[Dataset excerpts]
════════════════════

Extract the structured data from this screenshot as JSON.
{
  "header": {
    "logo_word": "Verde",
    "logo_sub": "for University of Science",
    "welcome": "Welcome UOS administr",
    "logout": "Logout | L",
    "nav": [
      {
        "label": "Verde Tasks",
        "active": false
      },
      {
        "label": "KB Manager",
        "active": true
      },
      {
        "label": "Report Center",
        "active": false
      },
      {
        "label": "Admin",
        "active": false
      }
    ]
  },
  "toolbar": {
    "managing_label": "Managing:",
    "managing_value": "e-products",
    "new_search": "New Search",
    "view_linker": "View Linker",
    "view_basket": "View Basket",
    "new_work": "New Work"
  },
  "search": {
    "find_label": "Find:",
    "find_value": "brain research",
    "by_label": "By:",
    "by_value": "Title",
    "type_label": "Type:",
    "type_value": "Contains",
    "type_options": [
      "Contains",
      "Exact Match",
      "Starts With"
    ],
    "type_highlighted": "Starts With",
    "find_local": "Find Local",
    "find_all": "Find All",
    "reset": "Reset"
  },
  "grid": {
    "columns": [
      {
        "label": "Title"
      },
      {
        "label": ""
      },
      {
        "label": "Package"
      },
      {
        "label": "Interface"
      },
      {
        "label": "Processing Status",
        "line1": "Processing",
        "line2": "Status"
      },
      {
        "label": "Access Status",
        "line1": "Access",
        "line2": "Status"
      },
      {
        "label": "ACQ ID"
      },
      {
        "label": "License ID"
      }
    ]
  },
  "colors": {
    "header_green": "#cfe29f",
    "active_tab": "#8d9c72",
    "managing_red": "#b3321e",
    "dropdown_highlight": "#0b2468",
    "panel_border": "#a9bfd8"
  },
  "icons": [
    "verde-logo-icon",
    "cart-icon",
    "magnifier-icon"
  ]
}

════════════════════

__JOB__
Copy in full each line that holds the word "Status".

__THE RESPONSE__
        "label": "Processing Status",
        "line2": "Status"
        "label": "Access Status",
        "line2": "Status"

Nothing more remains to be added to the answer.